*DIRECTION*
Write out as a numbered list everything in the material below, from the line containing "I need the location" down to the line containing "probability-cell: 0.0% (188, 318, 275, 362)", with both of those lines included and any blank lines dropped.

*EXTRACTED INFORMATION*
◇ ◇ ◇ ◇
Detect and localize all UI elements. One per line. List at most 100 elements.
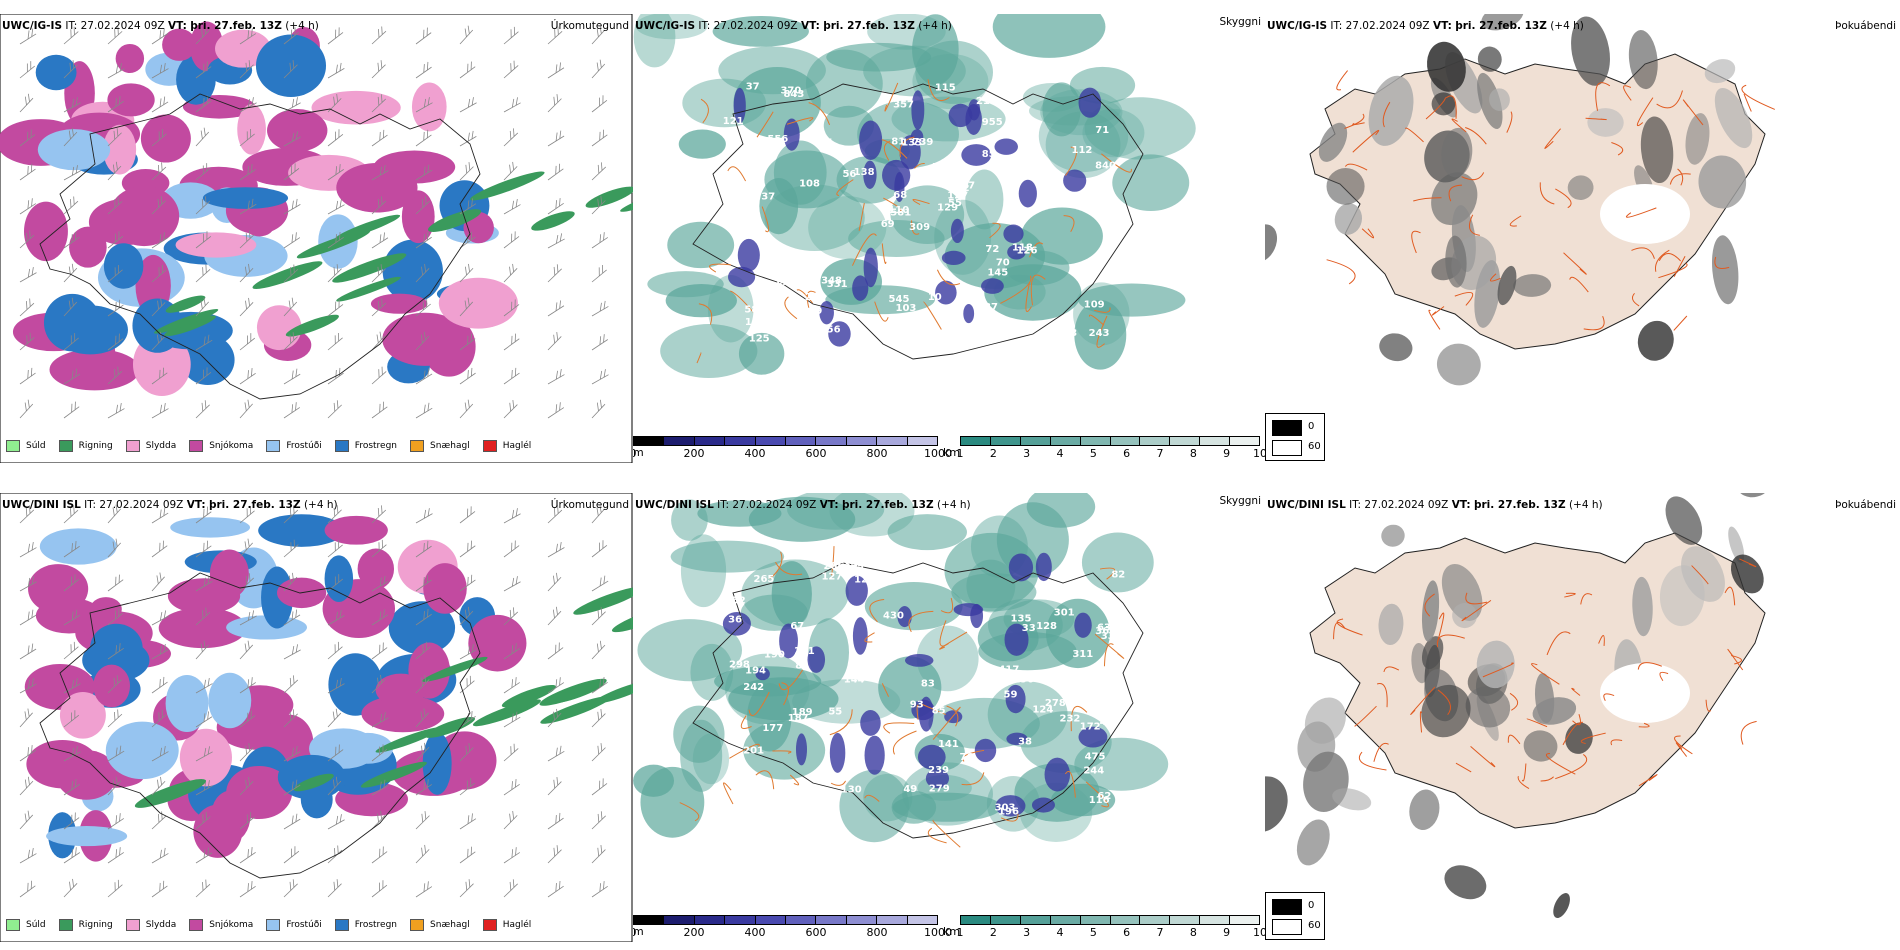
◇ ◇ ◇ ◇
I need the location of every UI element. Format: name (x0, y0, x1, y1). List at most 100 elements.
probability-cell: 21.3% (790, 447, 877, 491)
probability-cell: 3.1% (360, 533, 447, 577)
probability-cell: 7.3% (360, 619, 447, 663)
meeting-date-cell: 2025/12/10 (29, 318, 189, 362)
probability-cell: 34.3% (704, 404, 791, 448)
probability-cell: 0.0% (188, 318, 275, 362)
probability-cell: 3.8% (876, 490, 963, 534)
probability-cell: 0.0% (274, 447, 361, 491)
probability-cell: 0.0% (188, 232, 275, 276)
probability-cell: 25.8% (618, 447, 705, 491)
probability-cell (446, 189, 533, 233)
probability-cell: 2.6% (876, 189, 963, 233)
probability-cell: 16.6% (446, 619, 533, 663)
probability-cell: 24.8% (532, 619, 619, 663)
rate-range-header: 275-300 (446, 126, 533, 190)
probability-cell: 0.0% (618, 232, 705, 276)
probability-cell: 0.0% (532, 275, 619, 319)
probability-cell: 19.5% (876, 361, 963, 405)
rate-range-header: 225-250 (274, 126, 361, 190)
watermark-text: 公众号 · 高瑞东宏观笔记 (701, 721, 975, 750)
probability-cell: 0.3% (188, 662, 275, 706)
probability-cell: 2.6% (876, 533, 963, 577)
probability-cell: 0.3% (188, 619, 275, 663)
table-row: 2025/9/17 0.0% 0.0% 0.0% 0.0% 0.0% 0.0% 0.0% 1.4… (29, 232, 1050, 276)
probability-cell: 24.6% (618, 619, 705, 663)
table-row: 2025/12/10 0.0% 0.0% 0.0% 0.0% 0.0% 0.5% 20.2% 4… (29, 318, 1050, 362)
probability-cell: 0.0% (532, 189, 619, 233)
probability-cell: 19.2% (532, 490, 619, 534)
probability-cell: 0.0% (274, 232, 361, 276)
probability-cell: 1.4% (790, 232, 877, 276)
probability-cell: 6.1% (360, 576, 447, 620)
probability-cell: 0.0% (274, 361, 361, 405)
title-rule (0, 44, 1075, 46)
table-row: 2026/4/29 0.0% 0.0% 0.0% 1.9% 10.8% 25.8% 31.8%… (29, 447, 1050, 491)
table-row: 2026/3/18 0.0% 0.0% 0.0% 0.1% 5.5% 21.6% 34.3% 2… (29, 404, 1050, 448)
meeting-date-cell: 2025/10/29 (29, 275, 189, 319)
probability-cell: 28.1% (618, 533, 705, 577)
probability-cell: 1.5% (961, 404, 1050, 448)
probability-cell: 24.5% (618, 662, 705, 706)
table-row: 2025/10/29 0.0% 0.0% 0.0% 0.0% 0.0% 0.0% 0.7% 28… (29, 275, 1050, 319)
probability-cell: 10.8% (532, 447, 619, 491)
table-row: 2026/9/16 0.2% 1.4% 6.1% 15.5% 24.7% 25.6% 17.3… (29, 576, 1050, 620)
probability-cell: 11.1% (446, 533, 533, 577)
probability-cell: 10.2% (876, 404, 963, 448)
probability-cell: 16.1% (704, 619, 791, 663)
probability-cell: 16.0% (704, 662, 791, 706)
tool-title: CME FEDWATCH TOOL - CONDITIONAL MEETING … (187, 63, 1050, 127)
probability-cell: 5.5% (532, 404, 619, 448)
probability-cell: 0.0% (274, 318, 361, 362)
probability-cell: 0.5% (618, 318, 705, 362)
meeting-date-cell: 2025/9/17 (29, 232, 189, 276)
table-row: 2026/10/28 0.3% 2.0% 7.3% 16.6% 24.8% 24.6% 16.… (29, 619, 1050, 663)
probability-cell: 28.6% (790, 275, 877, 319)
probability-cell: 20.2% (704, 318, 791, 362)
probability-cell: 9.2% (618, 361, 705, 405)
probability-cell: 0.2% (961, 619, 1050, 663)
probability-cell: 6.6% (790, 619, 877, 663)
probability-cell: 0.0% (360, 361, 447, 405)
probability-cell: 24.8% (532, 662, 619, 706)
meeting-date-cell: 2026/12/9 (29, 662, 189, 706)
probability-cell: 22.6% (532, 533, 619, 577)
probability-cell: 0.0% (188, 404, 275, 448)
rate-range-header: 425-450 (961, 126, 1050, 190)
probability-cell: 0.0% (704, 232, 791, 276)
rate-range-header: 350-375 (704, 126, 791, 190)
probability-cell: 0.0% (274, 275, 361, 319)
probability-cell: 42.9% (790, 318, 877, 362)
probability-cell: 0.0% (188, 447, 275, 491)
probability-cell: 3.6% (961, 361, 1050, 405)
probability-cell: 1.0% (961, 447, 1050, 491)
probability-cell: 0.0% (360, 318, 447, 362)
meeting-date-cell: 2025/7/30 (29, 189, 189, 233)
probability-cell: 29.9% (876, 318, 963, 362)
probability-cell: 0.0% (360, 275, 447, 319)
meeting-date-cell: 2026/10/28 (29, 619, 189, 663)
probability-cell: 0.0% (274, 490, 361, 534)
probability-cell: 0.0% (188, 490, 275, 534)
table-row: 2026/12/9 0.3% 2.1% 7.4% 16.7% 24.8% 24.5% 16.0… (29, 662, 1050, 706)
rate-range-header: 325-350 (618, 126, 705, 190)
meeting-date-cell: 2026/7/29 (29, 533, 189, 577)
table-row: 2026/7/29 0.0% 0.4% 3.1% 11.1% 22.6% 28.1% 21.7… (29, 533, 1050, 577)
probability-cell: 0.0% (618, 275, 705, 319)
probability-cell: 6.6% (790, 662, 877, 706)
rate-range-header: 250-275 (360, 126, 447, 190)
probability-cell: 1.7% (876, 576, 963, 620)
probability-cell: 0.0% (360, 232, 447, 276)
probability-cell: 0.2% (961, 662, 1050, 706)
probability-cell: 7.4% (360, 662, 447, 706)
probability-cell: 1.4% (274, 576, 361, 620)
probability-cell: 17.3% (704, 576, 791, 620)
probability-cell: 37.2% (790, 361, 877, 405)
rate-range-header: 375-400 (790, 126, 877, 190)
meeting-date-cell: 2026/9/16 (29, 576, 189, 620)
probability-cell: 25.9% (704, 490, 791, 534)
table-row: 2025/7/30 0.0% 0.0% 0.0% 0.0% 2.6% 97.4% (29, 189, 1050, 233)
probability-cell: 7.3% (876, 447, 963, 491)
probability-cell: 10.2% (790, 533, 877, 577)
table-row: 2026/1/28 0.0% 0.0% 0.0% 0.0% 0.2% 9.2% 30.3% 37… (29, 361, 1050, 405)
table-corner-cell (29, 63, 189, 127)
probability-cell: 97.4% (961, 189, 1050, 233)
◇ ◇ ◇ ◇
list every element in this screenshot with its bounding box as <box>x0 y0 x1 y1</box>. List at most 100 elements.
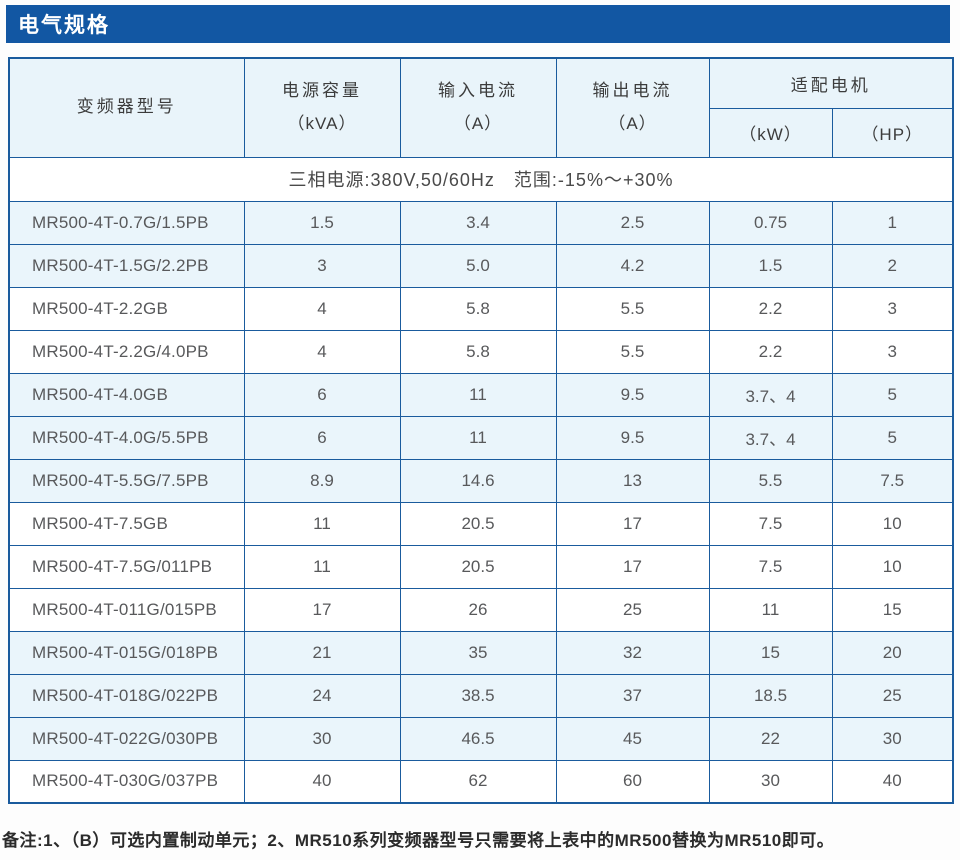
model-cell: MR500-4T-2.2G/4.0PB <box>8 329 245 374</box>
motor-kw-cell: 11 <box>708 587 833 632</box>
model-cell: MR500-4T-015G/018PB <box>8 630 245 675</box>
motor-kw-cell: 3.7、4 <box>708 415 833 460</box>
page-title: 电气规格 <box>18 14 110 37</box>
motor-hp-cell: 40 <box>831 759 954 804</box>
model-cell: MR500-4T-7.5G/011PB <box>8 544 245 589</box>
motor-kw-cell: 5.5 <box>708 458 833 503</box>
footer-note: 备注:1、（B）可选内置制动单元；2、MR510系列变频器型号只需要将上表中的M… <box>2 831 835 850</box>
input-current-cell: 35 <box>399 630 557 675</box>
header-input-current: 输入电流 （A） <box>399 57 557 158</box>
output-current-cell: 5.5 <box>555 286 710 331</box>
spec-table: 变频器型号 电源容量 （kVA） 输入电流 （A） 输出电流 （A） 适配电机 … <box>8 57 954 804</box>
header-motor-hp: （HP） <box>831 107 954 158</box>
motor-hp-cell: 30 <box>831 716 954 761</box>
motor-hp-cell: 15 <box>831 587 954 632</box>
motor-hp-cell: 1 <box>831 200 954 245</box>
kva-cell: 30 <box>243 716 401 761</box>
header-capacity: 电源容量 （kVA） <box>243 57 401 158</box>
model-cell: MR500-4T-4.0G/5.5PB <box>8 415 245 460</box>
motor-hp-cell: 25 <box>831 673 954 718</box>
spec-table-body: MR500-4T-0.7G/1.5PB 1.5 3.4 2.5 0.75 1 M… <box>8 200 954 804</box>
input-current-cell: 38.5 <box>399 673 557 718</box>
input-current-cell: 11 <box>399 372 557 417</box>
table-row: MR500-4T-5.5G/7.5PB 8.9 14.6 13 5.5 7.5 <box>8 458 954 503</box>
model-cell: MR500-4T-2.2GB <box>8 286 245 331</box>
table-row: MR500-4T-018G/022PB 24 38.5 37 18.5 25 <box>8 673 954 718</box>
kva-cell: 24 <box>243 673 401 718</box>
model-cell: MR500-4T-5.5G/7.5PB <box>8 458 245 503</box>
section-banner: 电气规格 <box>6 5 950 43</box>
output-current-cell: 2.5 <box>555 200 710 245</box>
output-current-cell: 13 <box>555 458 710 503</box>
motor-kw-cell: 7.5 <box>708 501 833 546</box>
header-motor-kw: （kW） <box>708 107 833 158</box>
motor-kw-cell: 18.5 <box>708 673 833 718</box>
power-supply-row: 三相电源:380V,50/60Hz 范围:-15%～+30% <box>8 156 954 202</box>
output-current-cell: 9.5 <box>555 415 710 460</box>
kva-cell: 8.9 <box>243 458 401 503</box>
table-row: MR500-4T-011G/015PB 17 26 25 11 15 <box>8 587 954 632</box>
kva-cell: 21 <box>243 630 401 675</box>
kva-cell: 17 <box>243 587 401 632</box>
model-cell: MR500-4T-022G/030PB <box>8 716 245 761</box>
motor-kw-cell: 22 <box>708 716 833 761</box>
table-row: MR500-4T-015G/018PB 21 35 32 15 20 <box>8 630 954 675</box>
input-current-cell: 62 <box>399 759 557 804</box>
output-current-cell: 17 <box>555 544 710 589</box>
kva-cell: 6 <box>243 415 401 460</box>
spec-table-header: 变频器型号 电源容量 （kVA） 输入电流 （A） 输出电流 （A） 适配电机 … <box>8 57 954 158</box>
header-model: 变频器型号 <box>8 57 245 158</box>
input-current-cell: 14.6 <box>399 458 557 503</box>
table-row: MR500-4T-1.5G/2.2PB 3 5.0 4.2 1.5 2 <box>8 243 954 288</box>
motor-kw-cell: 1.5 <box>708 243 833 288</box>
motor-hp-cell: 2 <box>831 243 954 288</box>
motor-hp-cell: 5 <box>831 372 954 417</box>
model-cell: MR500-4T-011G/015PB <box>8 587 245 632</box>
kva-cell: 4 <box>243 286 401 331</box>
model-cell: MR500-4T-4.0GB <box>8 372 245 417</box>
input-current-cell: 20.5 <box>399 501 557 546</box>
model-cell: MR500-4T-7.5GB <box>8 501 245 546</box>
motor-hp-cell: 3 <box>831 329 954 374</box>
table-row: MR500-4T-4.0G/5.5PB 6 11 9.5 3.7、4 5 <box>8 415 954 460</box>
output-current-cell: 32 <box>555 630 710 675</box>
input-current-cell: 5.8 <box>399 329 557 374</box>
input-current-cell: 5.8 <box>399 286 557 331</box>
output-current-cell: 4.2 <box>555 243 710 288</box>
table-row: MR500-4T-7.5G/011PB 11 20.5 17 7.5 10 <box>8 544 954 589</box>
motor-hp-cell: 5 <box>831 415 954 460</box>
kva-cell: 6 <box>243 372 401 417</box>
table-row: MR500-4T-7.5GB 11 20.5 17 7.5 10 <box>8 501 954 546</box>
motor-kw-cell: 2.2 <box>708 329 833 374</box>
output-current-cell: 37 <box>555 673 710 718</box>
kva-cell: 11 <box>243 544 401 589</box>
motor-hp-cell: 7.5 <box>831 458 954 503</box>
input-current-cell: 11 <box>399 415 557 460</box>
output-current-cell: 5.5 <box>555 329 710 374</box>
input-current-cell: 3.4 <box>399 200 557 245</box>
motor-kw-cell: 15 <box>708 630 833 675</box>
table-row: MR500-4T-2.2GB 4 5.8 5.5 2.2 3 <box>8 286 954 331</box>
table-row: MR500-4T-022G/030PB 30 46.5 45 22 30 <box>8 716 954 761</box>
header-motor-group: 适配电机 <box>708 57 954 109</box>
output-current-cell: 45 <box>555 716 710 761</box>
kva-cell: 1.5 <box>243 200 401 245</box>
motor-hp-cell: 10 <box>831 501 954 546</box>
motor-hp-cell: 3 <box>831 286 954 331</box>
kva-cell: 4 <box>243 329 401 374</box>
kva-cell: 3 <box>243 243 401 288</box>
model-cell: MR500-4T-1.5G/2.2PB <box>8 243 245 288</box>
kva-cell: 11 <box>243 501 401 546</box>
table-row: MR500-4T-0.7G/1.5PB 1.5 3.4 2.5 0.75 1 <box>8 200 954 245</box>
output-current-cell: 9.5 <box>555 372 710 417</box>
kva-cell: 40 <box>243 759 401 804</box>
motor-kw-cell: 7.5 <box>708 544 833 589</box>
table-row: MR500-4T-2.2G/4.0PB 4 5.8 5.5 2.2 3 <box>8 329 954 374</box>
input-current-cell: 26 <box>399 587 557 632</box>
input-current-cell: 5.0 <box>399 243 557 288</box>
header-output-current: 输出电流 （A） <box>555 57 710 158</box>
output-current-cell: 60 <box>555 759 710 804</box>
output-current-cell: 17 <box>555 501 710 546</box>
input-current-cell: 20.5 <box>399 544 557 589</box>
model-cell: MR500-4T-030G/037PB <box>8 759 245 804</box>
◇ ◇ ◇ ◇
*WRITTEN ANSWER*
1. I need the location of every UI element. Format: name (x0, y0, x1, y1). List at most 100 elements.
2. probability-cell: 21.3% (790, 447, 877, 491)
3. probability-cell: 3.1% (360, 533, 447, 577)
4. probability-cell: 7.3% (360, 619, 447, 663)
5. meeting-date-cell: 2025/12/10 (29, 318, 189, 362)
6. probability-cell: 34.3% (704, 404, 791, 448)
7. probability-cell: 0.0% (188, 318, 275, 362)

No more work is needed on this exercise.